Requirements
Out of the lines below, please list those that hold the string "color".

=== Information shown ===

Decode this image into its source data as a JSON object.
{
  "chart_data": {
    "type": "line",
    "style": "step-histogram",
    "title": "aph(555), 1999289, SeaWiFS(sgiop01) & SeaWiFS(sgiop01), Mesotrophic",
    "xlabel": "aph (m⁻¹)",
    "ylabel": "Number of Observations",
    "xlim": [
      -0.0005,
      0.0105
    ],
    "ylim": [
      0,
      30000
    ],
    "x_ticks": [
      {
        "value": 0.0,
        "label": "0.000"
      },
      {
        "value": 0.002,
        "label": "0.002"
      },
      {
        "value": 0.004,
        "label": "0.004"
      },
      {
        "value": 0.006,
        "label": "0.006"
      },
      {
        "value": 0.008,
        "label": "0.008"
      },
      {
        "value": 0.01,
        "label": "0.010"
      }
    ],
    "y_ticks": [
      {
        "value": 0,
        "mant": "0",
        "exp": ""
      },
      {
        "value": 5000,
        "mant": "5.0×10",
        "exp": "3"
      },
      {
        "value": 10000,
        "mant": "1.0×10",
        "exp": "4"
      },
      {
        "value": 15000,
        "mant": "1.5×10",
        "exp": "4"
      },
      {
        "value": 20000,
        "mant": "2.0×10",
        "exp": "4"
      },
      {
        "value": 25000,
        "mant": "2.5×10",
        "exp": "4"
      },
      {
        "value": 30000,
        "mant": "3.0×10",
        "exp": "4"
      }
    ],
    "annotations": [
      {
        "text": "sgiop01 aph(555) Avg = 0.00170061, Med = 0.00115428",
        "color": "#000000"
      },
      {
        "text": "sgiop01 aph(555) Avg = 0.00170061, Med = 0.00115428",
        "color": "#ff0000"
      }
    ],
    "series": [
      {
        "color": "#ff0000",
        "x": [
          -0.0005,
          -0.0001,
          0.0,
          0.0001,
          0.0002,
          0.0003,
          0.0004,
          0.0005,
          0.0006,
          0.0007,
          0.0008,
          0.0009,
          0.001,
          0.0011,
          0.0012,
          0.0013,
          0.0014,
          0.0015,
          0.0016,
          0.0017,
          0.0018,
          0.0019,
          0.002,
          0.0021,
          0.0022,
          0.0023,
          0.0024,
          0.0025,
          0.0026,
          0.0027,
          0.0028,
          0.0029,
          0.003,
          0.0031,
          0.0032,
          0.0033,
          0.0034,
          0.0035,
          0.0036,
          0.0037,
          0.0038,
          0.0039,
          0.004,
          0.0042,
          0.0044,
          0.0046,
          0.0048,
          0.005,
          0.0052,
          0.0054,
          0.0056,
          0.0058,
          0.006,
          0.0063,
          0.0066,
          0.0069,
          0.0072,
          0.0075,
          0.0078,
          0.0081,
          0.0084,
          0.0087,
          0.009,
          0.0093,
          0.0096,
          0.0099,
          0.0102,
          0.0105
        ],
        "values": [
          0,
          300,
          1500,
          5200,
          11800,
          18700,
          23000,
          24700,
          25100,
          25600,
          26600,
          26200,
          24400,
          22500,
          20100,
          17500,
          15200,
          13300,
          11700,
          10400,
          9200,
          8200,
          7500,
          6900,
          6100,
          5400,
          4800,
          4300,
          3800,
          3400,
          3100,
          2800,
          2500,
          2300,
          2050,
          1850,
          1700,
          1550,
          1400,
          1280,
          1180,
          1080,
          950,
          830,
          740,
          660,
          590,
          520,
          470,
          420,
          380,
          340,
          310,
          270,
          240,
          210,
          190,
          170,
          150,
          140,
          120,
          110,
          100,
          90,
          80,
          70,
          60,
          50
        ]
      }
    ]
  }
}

===

Problem solution
        "color": "#000000"
        "color": "#ff0000"
        "color": "#ff0000",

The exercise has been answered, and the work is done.